*PROBLEM:* Quote every line of the material beneath this one.

(Records about charts and figures)
• • • •

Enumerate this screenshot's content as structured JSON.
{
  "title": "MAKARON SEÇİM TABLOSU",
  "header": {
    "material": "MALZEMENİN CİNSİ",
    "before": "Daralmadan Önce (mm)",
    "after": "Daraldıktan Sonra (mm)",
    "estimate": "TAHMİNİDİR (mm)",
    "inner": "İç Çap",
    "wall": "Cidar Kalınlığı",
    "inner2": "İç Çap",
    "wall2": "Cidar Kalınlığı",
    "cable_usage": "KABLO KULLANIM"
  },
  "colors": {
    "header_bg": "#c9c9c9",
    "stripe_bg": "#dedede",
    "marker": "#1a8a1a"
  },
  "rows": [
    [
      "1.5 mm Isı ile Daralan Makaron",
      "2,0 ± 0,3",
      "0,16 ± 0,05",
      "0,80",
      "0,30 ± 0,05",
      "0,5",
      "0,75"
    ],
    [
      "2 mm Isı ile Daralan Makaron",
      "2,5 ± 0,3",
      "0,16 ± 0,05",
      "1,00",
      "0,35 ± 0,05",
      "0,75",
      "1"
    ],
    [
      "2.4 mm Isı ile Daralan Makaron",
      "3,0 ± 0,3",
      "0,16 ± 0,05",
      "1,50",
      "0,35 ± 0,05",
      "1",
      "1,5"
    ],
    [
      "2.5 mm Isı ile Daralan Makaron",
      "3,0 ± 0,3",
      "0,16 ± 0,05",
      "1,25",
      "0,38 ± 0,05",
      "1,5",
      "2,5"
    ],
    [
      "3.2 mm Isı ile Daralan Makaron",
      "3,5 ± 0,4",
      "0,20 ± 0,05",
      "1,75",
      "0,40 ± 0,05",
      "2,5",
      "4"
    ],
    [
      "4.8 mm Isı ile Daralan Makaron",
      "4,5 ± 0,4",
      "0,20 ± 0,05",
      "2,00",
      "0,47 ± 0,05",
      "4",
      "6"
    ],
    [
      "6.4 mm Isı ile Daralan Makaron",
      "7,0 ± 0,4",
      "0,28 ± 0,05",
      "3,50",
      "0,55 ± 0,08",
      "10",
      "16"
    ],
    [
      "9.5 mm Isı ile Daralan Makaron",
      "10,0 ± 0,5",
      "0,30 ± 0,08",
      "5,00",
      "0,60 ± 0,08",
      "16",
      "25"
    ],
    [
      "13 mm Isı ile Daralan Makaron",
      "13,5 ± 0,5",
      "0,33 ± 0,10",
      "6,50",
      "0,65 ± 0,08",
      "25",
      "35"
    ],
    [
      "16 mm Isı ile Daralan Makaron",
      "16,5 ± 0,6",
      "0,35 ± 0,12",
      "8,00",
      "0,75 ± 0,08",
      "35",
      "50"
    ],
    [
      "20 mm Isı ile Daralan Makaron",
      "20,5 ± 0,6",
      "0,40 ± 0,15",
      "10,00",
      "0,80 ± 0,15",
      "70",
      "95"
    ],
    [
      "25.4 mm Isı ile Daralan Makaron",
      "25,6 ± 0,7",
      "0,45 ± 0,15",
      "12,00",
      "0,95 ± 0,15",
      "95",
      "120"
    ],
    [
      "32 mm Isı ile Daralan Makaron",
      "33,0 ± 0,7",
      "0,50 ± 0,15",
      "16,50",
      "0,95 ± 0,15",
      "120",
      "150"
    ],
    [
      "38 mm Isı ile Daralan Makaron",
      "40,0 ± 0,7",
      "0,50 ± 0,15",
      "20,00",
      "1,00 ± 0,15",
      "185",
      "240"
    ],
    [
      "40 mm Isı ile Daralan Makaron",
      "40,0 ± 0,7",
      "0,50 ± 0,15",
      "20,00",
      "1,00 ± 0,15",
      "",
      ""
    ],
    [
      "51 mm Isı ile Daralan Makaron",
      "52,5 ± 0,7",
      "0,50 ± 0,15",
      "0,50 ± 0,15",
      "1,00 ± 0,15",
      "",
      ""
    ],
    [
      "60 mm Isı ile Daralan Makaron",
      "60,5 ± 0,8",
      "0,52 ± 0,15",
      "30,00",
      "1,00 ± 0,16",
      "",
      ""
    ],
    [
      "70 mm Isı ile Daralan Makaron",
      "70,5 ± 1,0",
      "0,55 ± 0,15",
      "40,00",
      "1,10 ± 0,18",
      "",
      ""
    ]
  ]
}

• • • •

*ANSWER TO THIS EXERCISE:*
Enumerate this screenshot's content as structured JSON.
{
  "title": "MAKARON SEÇİM TABLOSU",
  "header": {
    "material": "MALZEMENİN CİNSİ",
    "before": "Daralmadan Önce (mm)",
    "after": "Daraldıktan Sonra (mm)",
    "estimate": "TAHMİNİDİR (mm)",
    "inner": "İç Çap",
    "wall": "Cidar Kalınlığı",
    "inner2": "İç Çap",
    "wall2": "Cidar Kalınlığı",
    "cable_usage": "KABLO KULLANIM"
  },
  "colors": {
    "header_bg": "#c9c9c9",
    "stripe_bg": "#dedede",
    "marker": "#1a8a1a"
  },
  "rows": [
    [
      "1.5 mm Isı ile Daralan Makaron",
      "2,0 ± 0,3",
      "0,16 ± 0,05",
      "0,80",
      "0,30 ± 0,05",
      "0,5",
      "0,75"
    ],
    [
      "2 mm Isı ile Daralan Makaron",
      "2,5 ± 0,3",
      "0,16 ± 0,05",
      "1,00",
      "0,35 ± 0,05",
      "0,75",
      "1"
    ],
    [
      "2.4 mm Isı ile Daralan Makaron",
      "3,0 ± 0,3",
      "0,16 ± 0,05",
      "1,50",
      "0,35 ± 0,05",
      "1",
      "1,5"
    ],
    [
      "2.5 mm Isı ile Daralan Makaron",
      "3,0 ± 0,3",
      "0,16 ± 0,05",
      "1,25",
      "0,38 ± 0,05",
      "1,5",
      "2,5"
    ],
    [
      "3.2 mm Isı ile Daralan Makaron",
      "3,5 ± 0,4",
      "0,20 ± 0,05",
      "1,75",
      "0,40 ± 0,05",
      "2,5",
      "4"
    ],
    [
      "4.8 mm Isı ile Daralan Makaron",
      "4,5 ± 0,4",
      "0,20 ± 0,05",
      "2,00",
      "0,47 ± 0,05",
      "4",
      "6"
    ],
    [
      "6.4 mm Isı ile Daralan Makaron",
      "7,0 ± 0,4",
      "0,28 ± 0,05",
      "3,50",
      "0,55 ± 0,08",
      "10",
      "16"
    ],
    [
      "9.5 mm Isı ile Daralan Makaron",
      "10,0 ± 0,5",
      "0,30 ± 0,08",
      "5,00",
      "0,60 ± 0,08",
      "16",
      "25"
    ],
    [
      "13 mm Isı ile Daralan Makaron",
      "13,5 ± 0,5",
      "0,33 ± 0,10",
      "6,50",
      "0,65 ± 0,08",
      "25",
      "35"
    ],
    [
      "16 mm Isı ile Daralan Makaron",
      "16,5 ± 0,6",
      "0,35 ± 0,12",
      "8,00",
      "0,75 ± 0,08",
      "35",
      "50"
    ],
    [
      "20 mm Isı ile Daralan Makaron",
      "20,5 ± 0,6",
      "0,40 ± 0,15",
      "10,00",
      "0,80 ± 0,15",
      "70",
      "95"
    ],
    [
      "25.4 mm Isı ile Daralan Makaron",
      "25,6 ± 0,7",
      "0,45 ± 0,15",
      "12,00",
      "0,95 ± 0,15",
      "95",
      "120"
    ],
    [
      "32 mm Isı ile Daralan Makaron",
      "33,0 ± 0,7",
      "0,50 ± 0,15",
      "16,50",
      "0,95 ± 0,15",
      "120",
      "150"
    ],
    [
      "38 mm Isı ile Daralan Makaron",
      "40,0 ± 0,7",
      "0,50 ± 0,15",
      "20,00",
      "1,00 ± 0,15",
      "185",
      "240"
    ],
    [
      "40 mm Isı ile Daralan Makaron",
      "40,0 ± 0,7",
      "0,50 ± 0,15",
      "20,00",
      "1,00 ± 0,15",
      "",
      ""
    ],
    [
      "51 mm Isı ile Daralan Makaron",
      "52,5 ± 0,7",
      "0,50 ± 0,15",
      "0,50 ± 0,15",
      "1,00 ± 0,15",
      "",
      ""
    ],
    [
      "60 mm Isı ile Daralan Makaron",
      "60,5 ± 0,8",
      "0,52 ± 0,15",
      "30,00",
      "1,00 ± 0,16",
      "",
      ""
    ],
    [
      "70 mm Isı ile Daralan Makaron",
      "70,5 ± 1,0",
      "0,55 ± 0,15",
      "40,00",
      "1,10 ± 0,18",
      "",
      ""
    ]
  ]
}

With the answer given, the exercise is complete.